A block of data:
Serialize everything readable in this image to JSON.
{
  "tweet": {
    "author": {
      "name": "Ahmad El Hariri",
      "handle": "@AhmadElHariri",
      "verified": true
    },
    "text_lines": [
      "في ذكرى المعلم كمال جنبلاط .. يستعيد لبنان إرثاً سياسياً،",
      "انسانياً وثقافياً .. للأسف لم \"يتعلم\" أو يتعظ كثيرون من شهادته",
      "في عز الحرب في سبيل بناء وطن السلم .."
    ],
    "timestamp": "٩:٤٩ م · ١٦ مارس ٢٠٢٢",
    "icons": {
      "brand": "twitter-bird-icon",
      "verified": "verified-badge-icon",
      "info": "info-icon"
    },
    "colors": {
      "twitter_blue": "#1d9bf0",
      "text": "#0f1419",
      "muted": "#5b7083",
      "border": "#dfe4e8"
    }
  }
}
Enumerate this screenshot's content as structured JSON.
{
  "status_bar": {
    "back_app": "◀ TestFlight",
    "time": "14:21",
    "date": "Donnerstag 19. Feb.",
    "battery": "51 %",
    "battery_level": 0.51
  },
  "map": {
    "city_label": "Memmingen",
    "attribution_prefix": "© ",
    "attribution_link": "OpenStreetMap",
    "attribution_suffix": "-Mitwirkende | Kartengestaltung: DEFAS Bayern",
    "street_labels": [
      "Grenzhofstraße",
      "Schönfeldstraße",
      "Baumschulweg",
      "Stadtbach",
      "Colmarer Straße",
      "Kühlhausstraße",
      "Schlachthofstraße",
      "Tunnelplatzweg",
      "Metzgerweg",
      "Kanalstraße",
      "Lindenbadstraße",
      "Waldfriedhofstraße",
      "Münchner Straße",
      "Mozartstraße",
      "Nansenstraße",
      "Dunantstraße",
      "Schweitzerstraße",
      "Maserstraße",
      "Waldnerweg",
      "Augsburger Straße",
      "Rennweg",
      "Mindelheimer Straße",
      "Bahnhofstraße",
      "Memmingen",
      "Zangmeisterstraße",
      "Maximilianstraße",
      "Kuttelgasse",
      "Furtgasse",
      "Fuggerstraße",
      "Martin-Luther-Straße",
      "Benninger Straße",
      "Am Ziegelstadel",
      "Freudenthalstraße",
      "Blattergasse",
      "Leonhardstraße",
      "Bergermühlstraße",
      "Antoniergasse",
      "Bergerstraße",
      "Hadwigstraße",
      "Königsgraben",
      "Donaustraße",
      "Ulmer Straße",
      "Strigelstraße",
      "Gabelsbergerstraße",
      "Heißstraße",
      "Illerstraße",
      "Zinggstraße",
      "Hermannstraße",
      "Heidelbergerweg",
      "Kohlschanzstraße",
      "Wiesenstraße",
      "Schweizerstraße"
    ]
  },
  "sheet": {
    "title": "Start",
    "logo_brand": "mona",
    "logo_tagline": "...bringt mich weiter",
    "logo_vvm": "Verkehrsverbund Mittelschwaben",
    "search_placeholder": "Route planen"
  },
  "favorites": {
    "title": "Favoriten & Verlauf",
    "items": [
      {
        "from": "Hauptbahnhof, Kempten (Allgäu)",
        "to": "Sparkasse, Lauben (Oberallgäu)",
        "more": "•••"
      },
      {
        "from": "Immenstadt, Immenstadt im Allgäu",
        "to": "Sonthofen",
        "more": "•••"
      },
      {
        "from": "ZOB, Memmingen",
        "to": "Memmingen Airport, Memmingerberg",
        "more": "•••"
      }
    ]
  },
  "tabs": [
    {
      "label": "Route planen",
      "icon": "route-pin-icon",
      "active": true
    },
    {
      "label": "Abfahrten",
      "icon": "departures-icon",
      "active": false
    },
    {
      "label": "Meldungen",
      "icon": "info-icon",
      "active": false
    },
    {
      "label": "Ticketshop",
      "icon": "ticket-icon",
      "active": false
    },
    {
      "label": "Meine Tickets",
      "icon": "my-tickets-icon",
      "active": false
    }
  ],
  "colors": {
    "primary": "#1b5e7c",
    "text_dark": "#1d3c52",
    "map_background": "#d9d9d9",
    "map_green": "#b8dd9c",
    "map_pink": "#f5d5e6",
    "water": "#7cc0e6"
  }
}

> _WORK TO DO_:
Work out how many lines in the entries hold the string "verified". Your answer should consist solely of that number.

> _SOLVED EXERCISE_:
2